■ Task instructions
Write out each entry again. Keep every word exactly as it is.

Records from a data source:
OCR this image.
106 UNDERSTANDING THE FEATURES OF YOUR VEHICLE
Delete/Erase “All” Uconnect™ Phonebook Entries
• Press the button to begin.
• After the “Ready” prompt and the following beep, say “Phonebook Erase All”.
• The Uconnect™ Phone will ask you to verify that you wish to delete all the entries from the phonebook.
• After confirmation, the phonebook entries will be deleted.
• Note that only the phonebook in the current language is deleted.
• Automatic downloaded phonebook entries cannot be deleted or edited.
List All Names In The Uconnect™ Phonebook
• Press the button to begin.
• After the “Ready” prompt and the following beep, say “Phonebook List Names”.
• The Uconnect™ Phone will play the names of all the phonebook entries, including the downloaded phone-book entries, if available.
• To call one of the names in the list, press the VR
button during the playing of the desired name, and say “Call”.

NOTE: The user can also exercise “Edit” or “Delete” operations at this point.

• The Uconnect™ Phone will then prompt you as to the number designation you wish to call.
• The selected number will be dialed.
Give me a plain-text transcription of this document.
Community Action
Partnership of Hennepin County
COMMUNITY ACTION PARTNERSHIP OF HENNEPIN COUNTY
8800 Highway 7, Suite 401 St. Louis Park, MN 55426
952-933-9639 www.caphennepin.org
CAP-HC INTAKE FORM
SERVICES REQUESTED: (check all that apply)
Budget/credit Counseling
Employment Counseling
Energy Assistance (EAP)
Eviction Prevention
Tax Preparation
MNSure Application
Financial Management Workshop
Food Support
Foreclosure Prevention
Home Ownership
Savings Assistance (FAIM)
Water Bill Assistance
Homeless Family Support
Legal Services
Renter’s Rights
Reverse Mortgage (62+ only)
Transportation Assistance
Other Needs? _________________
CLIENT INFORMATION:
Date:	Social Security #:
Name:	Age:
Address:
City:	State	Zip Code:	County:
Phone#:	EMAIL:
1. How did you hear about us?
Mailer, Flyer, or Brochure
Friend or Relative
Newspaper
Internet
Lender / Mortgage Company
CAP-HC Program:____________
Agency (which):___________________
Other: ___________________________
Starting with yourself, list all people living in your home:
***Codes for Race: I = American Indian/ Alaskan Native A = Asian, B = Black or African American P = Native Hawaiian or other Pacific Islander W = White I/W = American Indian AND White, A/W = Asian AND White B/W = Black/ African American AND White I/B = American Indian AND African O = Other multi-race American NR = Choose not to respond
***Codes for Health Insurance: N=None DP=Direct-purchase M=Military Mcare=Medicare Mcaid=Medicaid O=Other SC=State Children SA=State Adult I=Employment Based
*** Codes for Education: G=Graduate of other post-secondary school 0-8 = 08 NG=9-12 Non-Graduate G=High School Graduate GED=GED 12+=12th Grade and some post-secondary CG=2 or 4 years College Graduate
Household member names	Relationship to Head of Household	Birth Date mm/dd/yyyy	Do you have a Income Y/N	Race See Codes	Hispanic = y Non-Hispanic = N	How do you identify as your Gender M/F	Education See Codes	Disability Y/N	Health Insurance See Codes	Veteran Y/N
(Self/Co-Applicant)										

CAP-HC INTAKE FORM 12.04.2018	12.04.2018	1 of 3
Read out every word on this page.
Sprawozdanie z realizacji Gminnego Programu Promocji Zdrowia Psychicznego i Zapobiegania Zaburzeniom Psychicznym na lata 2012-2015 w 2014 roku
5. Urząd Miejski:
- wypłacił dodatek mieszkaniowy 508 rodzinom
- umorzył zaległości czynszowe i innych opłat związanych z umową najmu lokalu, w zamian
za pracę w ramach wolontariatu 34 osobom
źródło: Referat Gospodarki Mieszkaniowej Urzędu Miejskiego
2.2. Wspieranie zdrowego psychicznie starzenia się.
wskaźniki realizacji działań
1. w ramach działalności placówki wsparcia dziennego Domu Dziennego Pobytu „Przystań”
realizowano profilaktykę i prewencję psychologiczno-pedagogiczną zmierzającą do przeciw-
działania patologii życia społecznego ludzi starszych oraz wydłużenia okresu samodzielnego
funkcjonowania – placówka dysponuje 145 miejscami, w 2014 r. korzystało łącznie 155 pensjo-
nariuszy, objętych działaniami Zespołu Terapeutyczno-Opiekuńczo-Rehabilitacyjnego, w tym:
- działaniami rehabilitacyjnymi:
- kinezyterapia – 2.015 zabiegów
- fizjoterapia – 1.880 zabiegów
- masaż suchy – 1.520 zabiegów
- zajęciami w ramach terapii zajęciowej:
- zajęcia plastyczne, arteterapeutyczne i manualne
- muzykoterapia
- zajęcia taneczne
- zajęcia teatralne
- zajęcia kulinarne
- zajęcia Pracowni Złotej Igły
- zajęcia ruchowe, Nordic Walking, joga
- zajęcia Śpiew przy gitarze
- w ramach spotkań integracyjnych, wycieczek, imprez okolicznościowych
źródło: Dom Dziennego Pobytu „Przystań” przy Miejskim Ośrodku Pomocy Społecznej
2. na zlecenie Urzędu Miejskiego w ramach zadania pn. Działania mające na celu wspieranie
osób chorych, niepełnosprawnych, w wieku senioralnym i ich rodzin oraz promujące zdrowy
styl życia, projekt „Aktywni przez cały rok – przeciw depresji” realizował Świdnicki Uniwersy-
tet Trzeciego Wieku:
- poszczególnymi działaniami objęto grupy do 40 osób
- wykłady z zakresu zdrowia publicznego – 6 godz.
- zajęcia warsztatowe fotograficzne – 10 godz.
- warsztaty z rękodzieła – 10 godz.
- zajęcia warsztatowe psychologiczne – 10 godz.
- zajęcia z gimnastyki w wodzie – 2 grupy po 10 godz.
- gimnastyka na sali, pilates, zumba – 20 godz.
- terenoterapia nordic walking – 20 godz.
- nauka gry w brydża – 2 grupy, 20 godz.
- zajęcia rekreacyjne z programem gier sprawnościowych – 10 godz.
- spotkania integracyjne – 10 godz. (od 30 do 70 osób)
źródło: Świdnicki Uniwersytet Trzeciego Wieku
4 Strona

■ Right answer
OCR this image.
106 UNDERSTANDING THE FEATURES OF YOUR VEHICLE
Delete/Erase “All” Uconnect™ Phonebook Entries
• Press the button to begin.
• After the “Ready” prompt and the following beep, say “Phonebook Erase All”.
• The Uconnect™ Phone will ask you to verify that you wish to delete all the entries from the phonebook.
• After confirmation, the phonebook entries will be deleted.
• Note that only the phonebook in the current language is deleted.
• Automatic downloaded phonebook entries cannot be deleted or edited.
List All Names In The Uconnect™ Phonebook
• Press the button to begin.
• After the “Ready” prompt and the following beep, say “Phonebook List Names”.
• The Uconnect™ Phone will play the names of all the phonebook entries, including the downloaded phone-book entries, if available.
• To call one of the names in the list, press the VR
button during the playing of the desired name, and say “Call”.

NOTE: The user can also exercise “Edit” or “Delete” operations at this point.

• The Uconnect™ Phone will then prompt you as to the number designation you wish to call.
• The selected number will be dialed.
Give me a plain-text transcription of this document.
Community Action
Partnership of Hennepin County
COMMUNITY ACTION PARTNERSHIP OF HENNEPIN COUNTY
8800 Highway 7, Suite 401 St. Louis Park, MN 55426
952-933-9639 www.caphennepin.org
CAP-HC INTAKE FORM
SERVICES REQUESTED: (check all that apply)
Budget/credit Counseling
Employment Counseling
Energy Assistance (EAP)
Eviction Prevention
Tax Preparation
MNSure Application
Financial Management Workshop
Food Support
Foreclosure Prevention
Home Ownership
Savings Assistance (FAIM)
Water Bill Assistance
Homeless Family Support
Legal Services
Renter’s Rights
Reverse Mortgage (62+ only)
Transportation Assistance
Other Needs? _________________
CLIENT INFORMATION:
Date:	Social Security #:
Name:	Age:
Address:
City:	State	Zip Code:	County:
Phone#:	EMAIL:
1. How did you hear about us?
Mailer, Flyer, or Brochure
Friend or Relative
Newspaper
Internet
Lender / Mortgage Company
CAP-HC Program:____________
Agency (which):___________________
Other: ___________________________
Starting with yourself, list all people living in your home:
***Codes for Race: I = American Indian/ Alaskan Native A = Asian, B = Black or African American P = Native Hawaiian or other Pacific Islander W = White I/W = American Indian AND White, A/W = Asian AND White B/W = Black/ African American AND White I/B = American Indian AND African O = Other multi-race American NR = Choose not to respond
***Codes for Health Insurance: N=None DP=Direct-purchase M=Military Mcare=Medicare Mcaid=Medicaid O=Other SC=State Children SA=State Adult I=Employment Based
*** Codes for Education: G=Graduate of other post-secondary school 0-8 = 08 NG=9-12 Non-Graduate G=High School Graduate GED=GED 12+=12th Grade and some post-secondary CG=2 or 4 years College Graduate
Household member names	Relationship to Head of Household	Birth Date mm/dd/yyyy	Do you have a Income Y/N	Race See Codes	Hispanic = y Non-Hispanic = N	How do you identify as your Gender M/F	Education See Codes	Disability Y/N	Health Insurance See Codes	Veteran Y/N
(Self/Co-Applicant)										

CAP-HC INTAKE FORM 12.04.2018	12.04.2018	1 of 3
Read out every word on this page.
Sprawozdanie z realizacji Gminnego Programu Promocji Zdrowia Psychicznego i Zapobiegania Zaburzeniom Psychicznym na lata 2012-2015 w 2014 roku
5. Urząd Miejski:
- wypłacił dodatek mieszkaniowy 508 rodzinom
- umorzył zaległości czynszowe i innych opłat związanych z umową najmu lokalu, w zamian
za pracę w ramach wolontariatu 34 osobom
źródło: Referat Gospodarki Mieszkaniowej Urzędu Miejskiego
2.2. Wspieranie zdrowego psychicznie starzenia się.
wskaźniki realizacji działań
1. w ramach działalności placówki wsparcia dziennego Domu Dziennego Pobytu „Przystań”
realizowano profilaktykę i prewencję psychologiczno-pedagogiczną zmierzającą do przeciw-
działania patologii życia społecznego ludzi starszych oraz wydłużenia okresu samodzielnego
funkcjonowania – placówka dysponuje 145 miejscami, w 2014 r. korzystało łącznie 155 pensjo-
nariuszy, objętych działaniami Zespołu Terapeutyczno-Opiekuńczo-Rehabilitacyjnego, w tym:
- działaniami rehabilitacyjnymi:
- kinezyterapia – 2.015 zabiegów
- fizjoterapia – 1.880 zabiegów
- masaż suchy – 1.520 zabiegów
- zajęciami w ramach terapii zajęciowej:
- zajęcia plastyczne, arteterapeutyczne i manualne
- muzykoterapia
- zajęcia taneczne
- zajęcia teatralne
- zajęcia kulinarne
- zajęcia Pracowni Złotej Igły
- zajęcia ruchowe, Nordic Walking, joga
- zajęcia Śpiew przy gitarze
- w ramach spotkań integracyjnych, wycieczek, imprez okolicznościowych
źródło: Dom Dziennego Pobytu „Przystań” przy Miejskim Ośrodku Pomocy Społecznej
2. na zlecenie Urzędu Miejskiego w ramach zadania pn. Działania mające na celu wspieranie
osób chorych, niepełnosprawnych, w wieku senioralnym i ich rodzin oraz promujące zdrowy
styl życia, projekt „Aktywni przez cały rok – przeciw depresji” realizował Świdnicki Uniwersy-
tet Trzeciego Wieku:
- poszczególnymi działaniami objęto grupy do 40 osób
- wykłady z zakresu zdrowia publicznego – 6 godz.
- zajęcia warsztatowe fotograficzne – 10 godz.
- warsztaty z rękodzieła – 10 godz.
- zajęcia warsztatowe psychologiczne – 10 godz.
- zajęcia z gimnastyki w wodzie – 2 grupy po 10 godz.
- gimnastyka na sali, pilates, zumba – 20 godz.
- terenoterapia nordic walking – 20 godz.
- nauka gry w brydża – 2 grupy, 20 godz.
- zajęcia rekreacyjne z programem gier sprawnościowych – 10 godz.
- spotkania integracyjne – 10 godz. (od 30 do 70 osób)
źródło: Świdnicki Uniwersytet Trzeciego Wieku
4 Strona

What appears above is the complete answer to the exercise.